AIM OF THE TASK
Determine how many lines below hold the string "producción". Reply with the number alone.

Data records
--- begin ---

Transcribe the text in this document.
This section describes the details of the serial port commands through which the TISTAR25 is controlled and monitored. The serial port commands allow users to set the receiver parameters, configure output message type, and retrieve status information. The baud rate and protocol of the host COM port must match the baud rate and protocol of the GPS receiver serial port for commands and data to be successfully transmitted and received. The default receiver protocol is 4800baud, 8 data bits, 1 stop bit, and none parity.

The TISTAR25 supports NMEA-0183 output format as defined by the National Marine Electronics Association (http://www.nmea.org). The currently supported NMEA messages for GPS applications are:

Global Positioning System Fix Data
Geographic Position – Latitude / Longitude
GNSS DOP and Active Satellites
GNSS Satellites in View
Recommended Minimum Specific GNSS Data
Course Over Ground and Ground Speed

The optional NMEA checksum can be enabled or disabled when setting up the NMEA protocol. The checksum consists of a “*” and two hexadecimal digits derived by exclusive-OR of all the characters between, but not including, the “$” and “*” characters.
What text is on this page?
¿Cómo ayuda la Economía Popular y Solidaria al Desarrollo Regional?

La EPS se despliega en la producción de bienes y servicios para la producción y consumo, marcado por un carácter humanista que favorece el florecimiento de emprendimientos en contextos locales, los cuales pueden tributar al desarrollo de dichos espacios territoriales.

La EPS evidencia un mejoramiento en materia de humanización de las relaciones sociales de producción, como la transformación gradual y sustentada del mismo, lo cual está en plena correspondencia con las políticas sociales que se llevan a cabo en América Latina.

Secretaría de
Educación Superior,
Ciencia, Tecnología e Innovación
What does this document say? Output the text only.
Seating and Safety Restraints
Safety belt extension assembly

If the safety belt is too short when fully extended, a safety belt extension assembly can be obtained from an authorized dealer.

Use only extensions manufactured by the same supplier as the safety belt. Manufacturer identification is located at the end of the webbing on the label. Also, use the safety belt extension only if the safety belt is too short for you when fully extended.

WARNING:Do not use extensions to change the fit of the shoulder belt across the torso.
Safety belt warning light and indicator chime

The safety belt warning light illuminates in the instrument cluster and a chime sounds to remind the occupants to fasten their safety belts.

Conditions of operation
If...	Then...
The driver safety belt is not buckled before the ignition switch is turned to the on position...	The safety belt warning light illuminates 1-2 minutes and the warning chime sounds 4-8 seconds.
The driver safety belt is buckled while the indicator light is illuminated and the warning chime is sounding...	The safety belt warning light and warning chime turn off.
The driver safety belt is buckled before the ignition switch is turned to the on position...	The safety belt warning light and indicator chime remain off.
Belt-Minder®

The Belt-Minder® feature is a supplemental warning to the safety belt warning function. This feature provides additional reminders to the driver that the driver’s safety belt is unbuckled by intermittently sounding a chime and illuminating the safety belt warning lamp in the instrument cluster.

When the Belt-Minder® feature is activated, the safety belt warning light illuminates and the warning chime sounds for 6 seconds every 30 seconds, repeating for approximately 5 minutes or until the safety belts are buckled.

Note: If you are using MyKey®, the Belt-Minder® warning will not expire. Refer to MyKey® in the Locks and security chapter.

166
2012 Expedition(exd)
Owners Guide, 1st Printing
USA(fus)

--- end ---

THE RESPONSE
2